What the exercise asks -
Repeat every entry word for word, but leave the images out of your copy.

Figure dataset records
++++++++++++++++++++

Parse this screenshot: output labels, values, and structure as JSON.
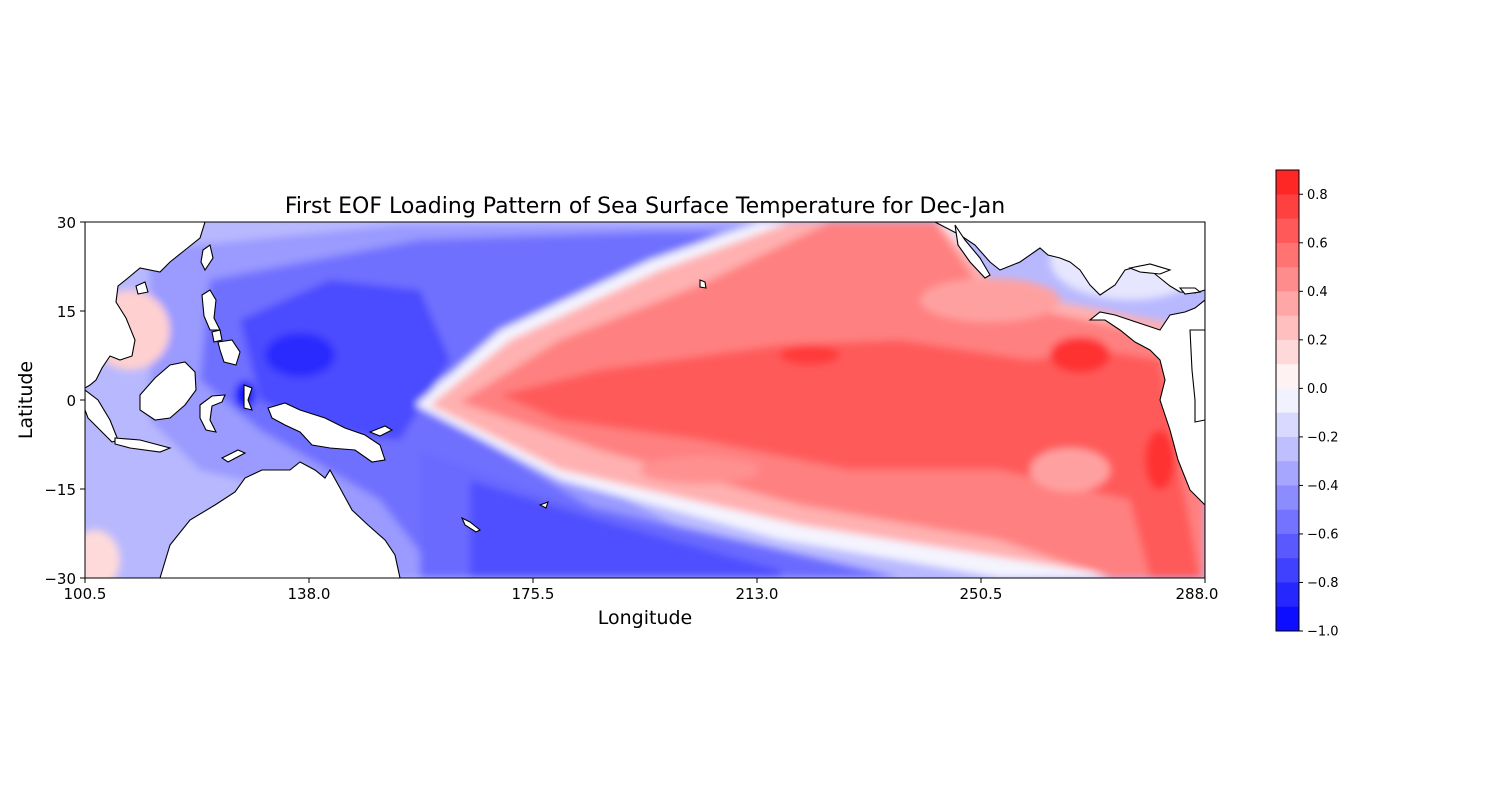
{
  "map": {
    "title": "First EOF Loading Pattern of Sea Surface Temperature for Dec-Jan",
    "xlabel": "Longitude",
    "ylabel": "Latitude",
    "x_ticks": [
      "100.5",
      "138.0",
      "175.5",
      "213.0",
      "250.5",
      "288.0"
    ],
    "y_ticks": [
      "30",
      "15",
      "0",
      "−15",
      "−30"
    ],
    "lon_range": [
      100.5,
      288.0
    ],
    "lat_range": [
      -30,
      30
    ],
    "land_color": "#ffffff",
    "coastline_color": "#000000"
  },
  "colorbar": {
    "ticks": [
      "0.8",
      "0.6",
      "0.4",
      "0.2",
      "0.0",
      "−0.2",
      "−0.4",
      "−0.6",
      "−0.8",
      "−1.0"
    ],
    "range": [
      -1.0,
      0.9
    ],
    "colormap": "bwr",
    "min_color": "#0000ff",
    "mid_color": "#ffffff",
    "max_color": "#ff0000"
  }
}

++++++++++++++++++++

Final result -
Parse this screenshot: output labels, values, and structure as JSON.
{
  "map": {
    "title": "First EOF Loading Pattern of Sea Surface Temperature for Dec-Jan",
    "xlabel": "Longitude",
    "ylabel": "Latitude",
    "x_ticks": [
      "100.5",
      "138.0",
      "175.5",
      "213.0",
      "250.5",
      "288.0"
    ],
    "y_ticks": [
      "30",
      "15",
      "0",
      "−15",
      "−30"
    ],
    "lon_range": [
      100.5,
      288.0
    ],
    "lat_range": [
      -30,
      30
    ],
    "land_color": "#ffffff",
    "coastline_color": "#000000"
  },
  "colorbar": {
    "ticks": [
      "0.8",
      "0.6",
      "0.4",
      "0.2",
      "0.0",
      "−0.2",
      "−0.4",
      "−0.6",
      "−0.8",
      "−1.0"
    ],
    "range": [
      -1.0,
      0.9
    ],
    "colormap": "bwr",
    "min_color": "#0000ff",
    "mid_color": "#ffffff",
    "max_color": "#ff0000"
  }
}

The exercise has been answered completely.